As we look up into the skies, we notice a flock of birds flying toward the south, arranged in a V formation, it also serves a practical purpose
By Kyle Brittain
The iconic V formation of migrating birds isn’t just a marker of fall, it also serves a practical purpose
As we look up into the skies, we notice a flock of birds flying toward the south, arranged in a V formation. It’s an unmistakable sight in the fall, reminding us that colder and darker days lie ahead.
There’s actually quite an interesting science behind why certain species of large birds organize themselves in this manner, and it has everything to do with efficiency – especially for the long-haul flights of migration.
It turns out that when large birds flap their wings, circulations of air are generated, called vortices, which have both rising and sinking segments. The rising segments are found behind and to the outside of the wings, and are called upwash, while the sinking segments are called downwash.
To maximize “lift,” trailing birds utilize the cushions of air in the rising segments to reduce their overall effort to stay airborne. In order to conserve energy, the lead birds, who do not benefit from these flight dynamics, regularly swap positions to share the workload with the rest of the flock.
Studies have shown that the birds will often flap in phase with leading birds, to time the rising currents of air most effectively. Likewise, should they drift into sinking currents of air directly behind leading birds, they will flap at opposite times. It is unknown exactly why this is the case, but has been theorized that it may be an attempt to dampen the negative effects of sinking air for following birds.
While it is unknown whether these vortex-surfing birds can simply sense currents of rising air, or if they may even be able to predict them, the fact that they have found a way to benefit from these complex flight dynamics is truly fascinating.
──────
Assignment
Answer these from the article on why birds fly in a V formation:
(a) What are the sinking segments of the air circulations called?
(b) What do the lead birds regularly do to conserve energy?
(c) How do birds flap when they drift into sinking air directly behind leading birds?

Records provided
──────
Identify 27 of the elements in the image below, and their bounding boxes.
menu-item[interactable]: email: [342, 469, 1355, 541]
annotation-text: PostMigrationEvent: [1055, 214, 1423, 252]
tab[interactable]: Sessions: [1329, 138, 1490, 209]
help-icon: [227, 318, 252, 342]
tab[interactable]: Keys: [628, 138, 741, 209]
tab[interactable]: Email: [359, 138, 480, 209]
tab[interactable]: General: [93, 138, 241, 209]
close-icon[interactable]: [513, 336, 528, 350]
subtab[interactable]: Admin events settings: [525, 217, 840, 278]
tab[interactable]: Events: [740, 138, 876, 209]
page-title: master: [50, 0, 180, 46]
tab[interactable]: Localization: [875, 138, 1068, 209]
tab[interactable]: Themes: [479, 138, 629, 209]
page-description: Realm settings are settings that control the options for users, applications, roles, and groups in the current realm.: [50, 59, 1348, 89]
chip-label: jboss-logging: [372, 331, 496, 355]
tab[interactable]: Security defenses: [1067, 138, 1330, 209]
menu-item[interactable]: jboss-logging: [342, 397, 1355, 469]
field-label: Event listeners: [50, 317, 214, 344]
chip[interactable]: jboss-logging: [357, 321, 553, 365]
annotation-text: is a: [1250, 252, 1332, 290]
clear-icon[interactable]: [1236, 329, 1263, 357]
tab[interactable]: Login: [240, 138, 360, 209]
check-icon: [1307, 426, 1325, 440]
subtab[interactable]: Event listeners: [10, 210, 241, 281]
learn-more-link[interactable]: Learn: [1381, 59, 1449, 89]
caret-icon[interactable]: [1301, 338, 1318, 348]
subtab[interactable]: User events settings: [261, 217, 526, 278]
──────
Result of the exercise
(a) Downwash.
(b) They swap positions to share the workload with the rest of the flock.
(c) They flap at opposite times.